— start DATA EXCERPTS —

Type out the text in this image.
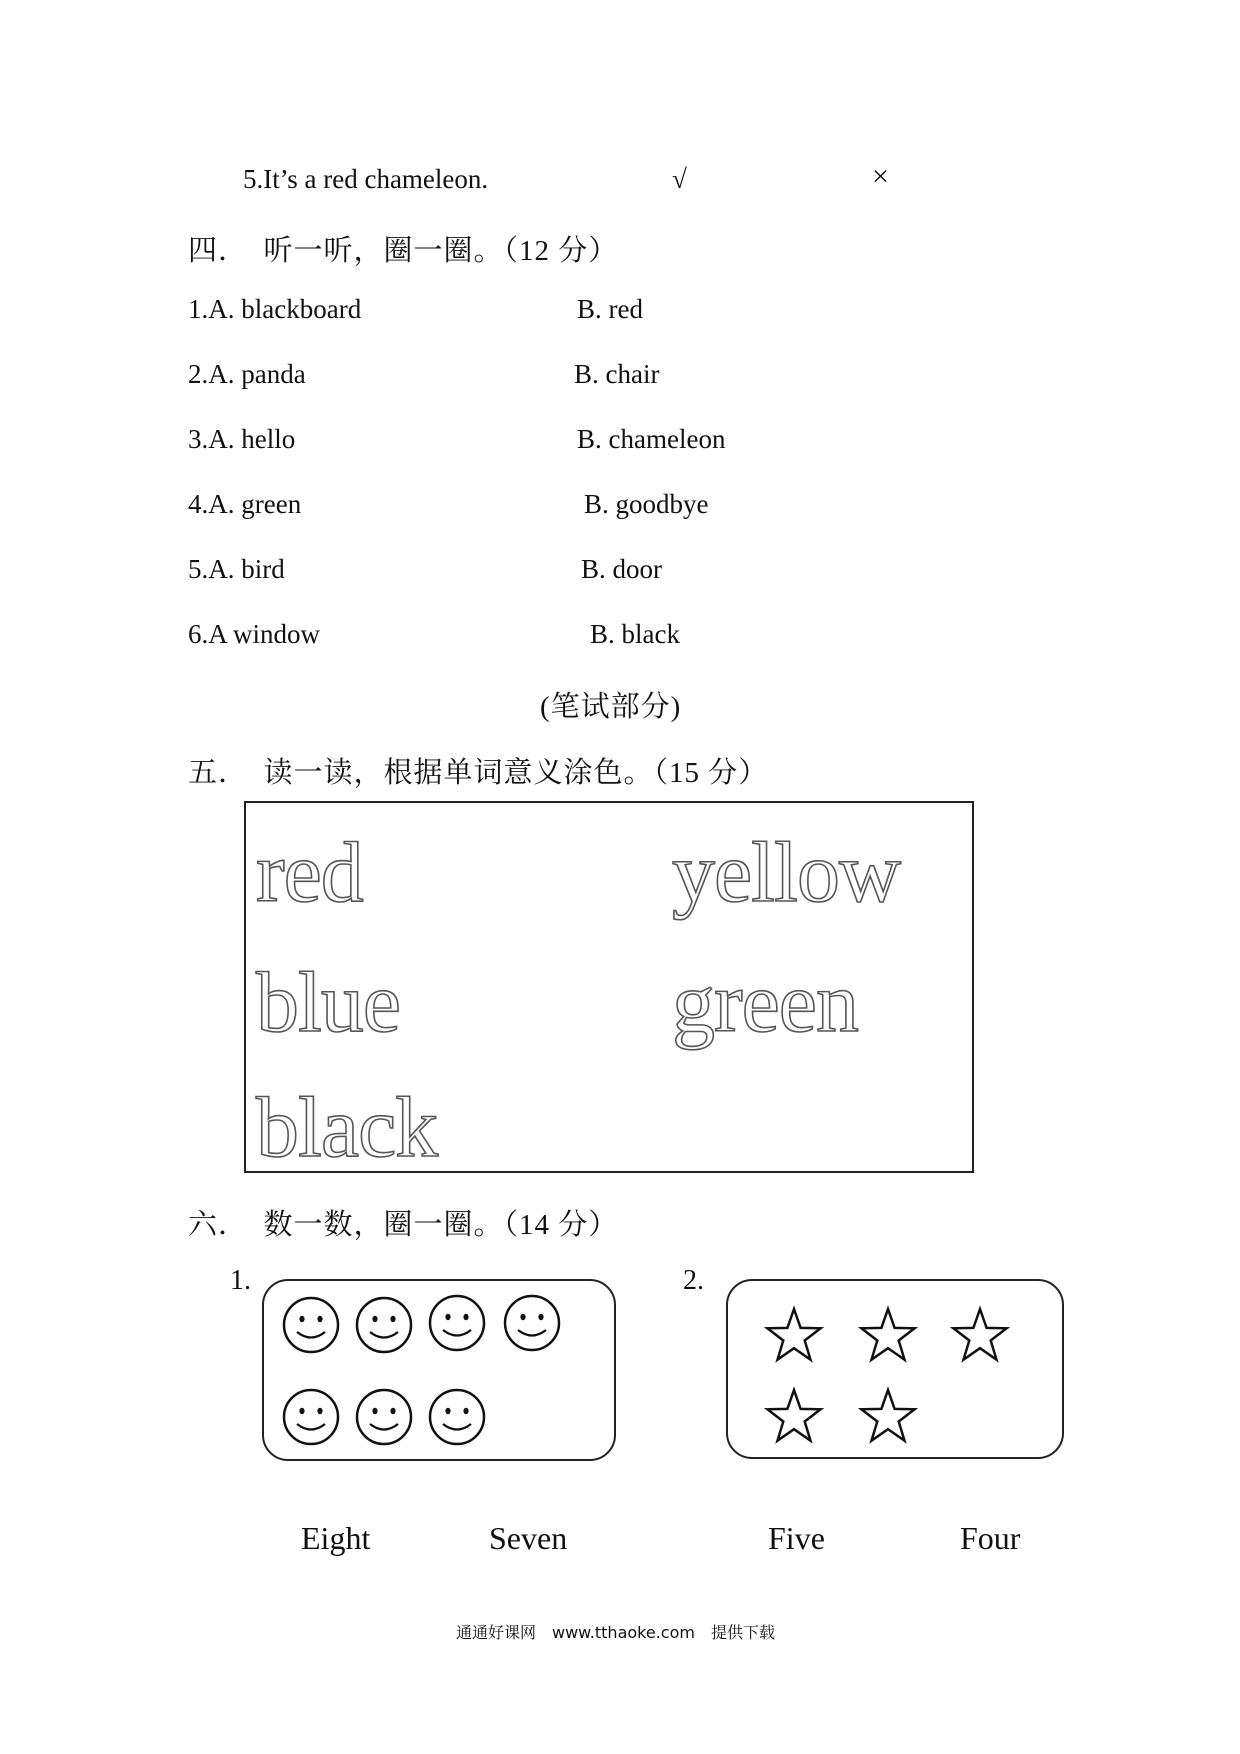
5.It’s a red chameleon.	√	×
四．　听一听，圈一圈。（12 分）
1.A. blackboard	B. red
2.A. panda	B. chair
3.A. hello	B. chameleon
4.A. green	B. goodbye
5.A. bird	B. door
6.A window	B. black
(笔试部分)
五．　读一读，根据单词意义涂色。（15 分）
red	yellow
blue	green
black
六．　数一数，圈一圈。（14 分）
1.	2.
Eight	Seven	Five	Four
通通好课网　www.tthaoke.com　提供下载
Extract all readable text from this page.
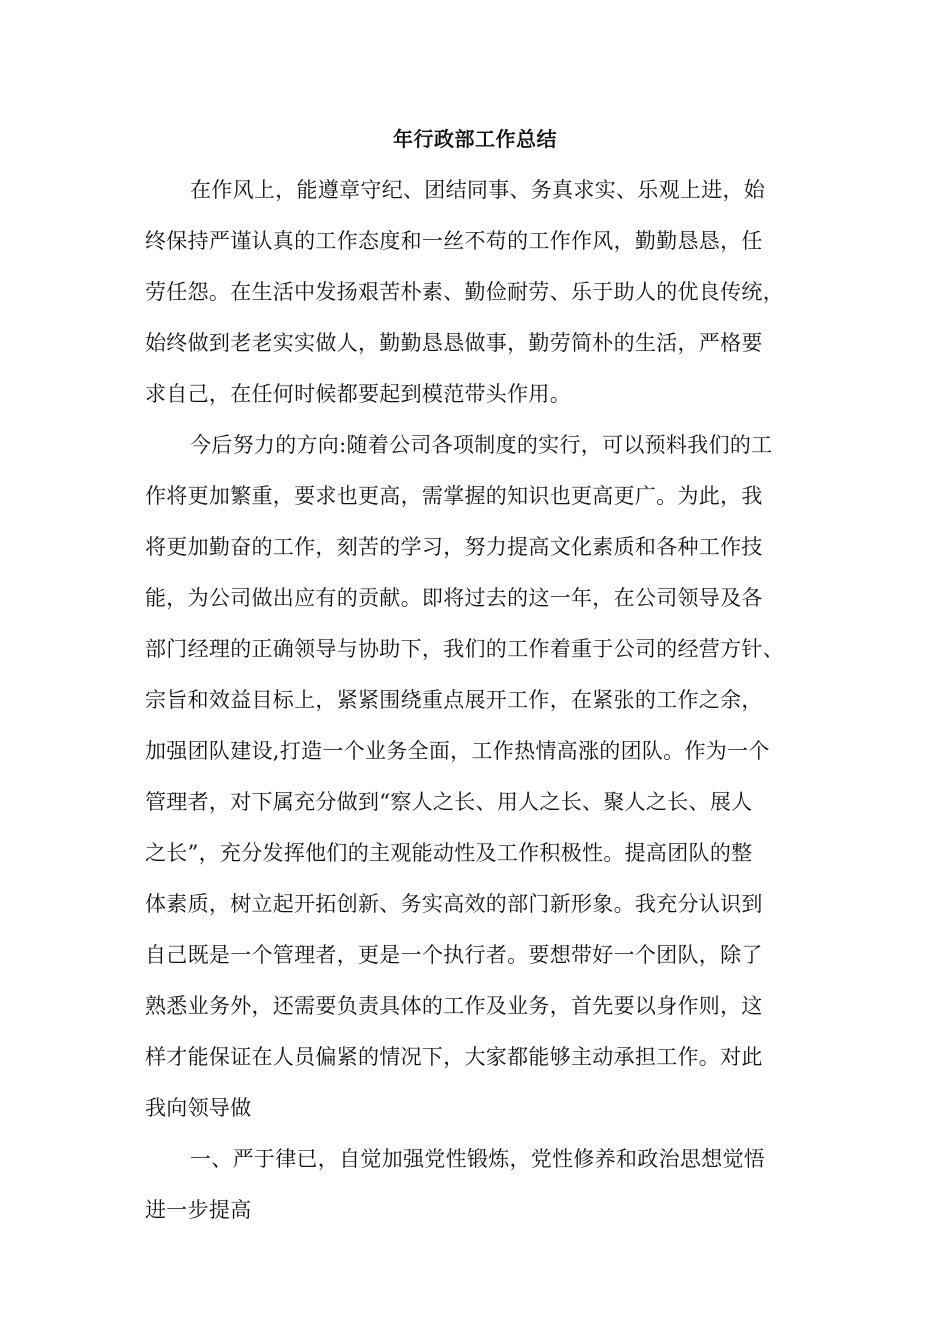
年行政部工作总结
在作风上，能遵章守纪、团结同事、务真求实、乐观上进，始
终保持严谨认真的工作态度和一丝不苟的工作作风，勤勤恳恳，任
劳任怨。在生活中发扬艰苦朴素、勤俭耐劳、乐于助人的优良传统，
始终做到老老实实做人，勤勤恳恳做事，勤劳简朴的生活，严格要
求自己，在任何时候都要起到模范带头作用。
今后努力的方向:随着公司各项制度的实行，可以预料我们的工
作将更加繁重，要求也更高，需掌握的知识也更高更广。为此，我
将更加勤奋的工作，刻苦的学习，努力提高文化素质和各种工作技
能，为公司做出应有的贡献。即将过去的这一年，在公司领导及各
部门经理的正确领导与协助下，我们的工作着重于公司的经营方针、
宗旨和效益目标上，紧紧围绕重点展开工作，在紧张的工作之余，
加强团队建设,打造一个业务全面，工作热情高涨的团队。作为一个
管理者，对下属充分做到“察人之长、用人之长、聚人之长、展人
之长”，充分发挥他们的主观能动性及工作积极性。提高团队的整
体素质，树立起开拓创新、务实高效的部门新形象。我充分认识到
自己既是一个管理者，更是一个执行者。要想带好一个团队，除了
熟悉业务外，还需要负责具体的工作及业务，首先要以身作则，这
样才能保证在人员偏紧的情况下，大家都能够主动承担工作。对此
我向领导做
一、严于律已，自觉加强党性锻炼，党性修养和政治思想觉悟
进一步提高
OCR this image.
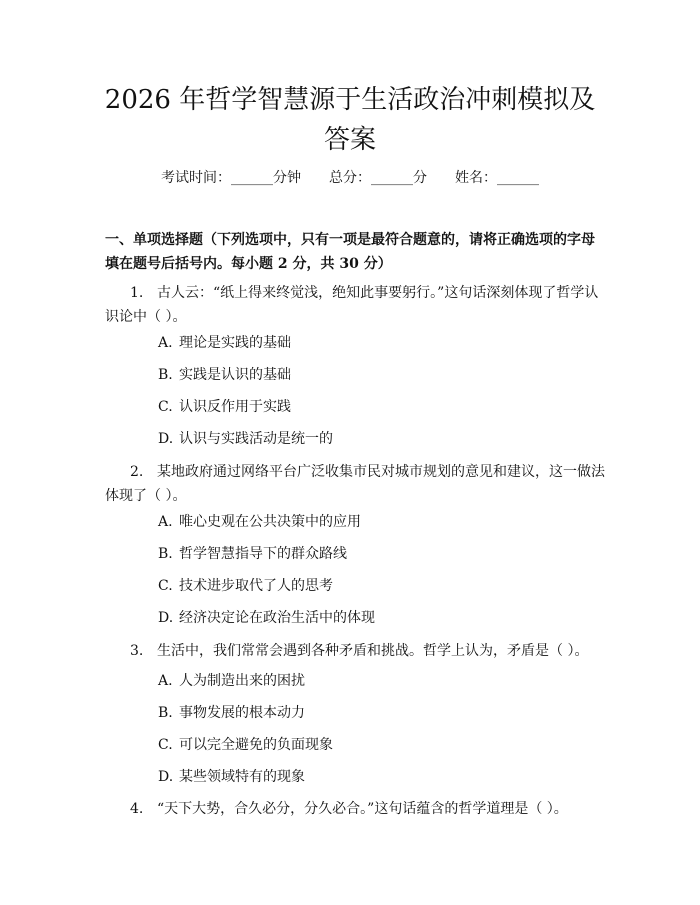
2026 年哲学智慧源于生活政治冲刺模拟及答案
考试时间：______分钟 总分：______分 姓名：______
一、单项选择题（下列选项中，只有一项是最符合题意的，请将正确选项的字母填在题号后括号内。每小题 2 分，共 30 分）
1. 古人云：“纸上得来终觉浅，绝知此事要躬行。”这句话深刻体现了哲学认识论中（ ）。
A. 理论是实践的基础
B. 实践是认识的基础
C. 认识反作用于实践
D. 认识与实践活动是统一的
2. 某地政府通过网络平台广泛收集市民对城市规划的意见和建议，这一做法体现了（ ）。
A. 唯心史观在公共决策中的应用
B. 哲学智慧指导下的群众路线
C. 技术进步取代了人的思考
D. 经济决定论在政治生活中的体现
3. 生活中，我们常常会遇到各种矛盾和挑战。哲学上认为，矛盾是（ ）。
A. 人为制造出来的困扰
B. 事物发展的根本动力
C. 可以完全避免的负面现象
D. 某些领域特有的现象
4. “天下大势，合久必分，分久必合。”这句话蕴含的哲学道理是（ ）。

— end DATA EXCERPTS —

### EXERCISE BRIEF
Among the entries above, how many lines hold the word "text"? Reply with only that number.

### EXERCISE SOLUTION
2